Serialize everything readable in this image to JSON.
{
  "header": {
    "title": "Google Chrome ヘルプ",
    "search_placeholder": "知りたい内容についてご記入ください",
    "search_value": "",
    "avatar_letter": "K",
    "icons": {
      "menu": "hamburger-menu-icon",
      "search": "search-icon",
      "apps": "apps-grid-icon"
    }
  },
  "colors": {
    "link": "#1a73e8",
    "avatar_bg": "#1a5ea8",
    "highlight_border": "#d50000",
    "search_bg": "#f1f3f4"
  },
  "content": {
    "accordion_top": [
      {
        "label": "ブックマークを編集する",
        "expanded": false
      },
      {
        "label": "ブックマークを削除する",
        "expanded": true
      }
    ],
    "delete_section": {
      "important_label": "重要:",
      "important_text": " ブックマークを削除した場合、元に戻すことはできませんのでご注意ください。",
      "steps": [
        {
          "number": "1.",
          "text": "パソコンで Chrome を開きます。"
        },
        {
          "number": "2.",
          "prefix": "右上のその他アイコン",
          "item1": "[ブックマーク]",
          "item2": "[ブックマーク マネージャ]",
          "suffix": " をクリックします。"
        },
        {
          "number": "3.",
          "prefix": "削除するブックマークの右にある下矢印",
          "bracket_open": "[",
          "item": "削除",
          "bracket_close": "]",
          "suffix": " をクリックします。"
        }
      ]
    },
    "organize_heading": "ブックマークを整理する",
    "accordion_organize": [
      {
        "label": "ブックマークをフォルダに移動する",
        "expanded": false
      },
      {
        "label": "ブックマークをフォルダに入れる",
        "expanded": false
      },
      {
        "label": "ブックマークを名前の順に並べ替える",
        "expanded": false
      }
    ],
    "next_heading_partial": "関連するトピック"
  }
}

==

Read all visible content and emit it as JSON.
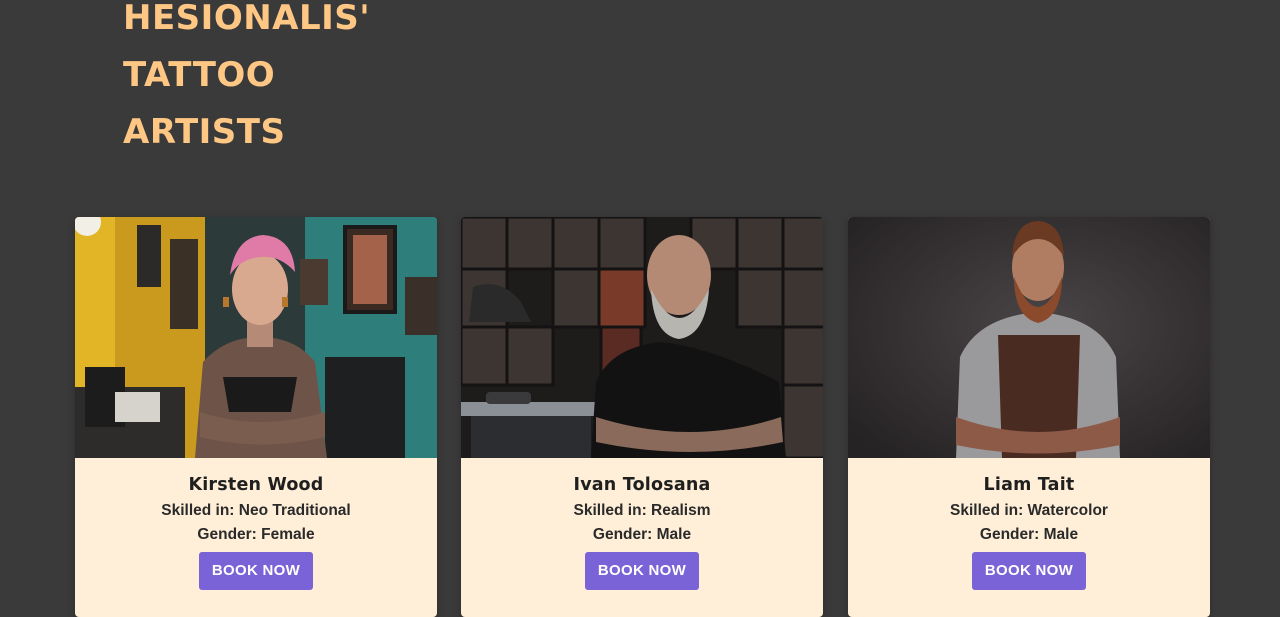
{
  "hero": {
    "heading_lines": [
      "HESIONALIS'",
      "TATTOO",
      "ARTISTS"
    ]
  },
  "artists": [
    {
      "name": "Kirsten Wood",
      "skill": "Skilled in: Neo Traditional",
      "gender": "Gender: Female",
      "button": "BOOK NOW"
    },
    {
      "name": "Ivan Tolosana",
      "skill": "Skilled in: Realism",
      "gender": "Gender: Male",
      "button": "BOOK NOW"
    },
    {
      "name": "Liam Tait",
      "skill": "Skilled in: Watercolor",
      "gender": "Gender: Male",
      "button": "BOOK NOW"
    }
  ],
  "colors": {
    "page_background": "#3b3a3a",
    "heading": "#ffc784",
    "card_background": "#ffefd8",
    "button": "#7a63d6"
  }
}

Requirements
Pick out every line with the string "content" and copy it.

Solved exercise
  "content": {
Read all visible content and emit it as JSON.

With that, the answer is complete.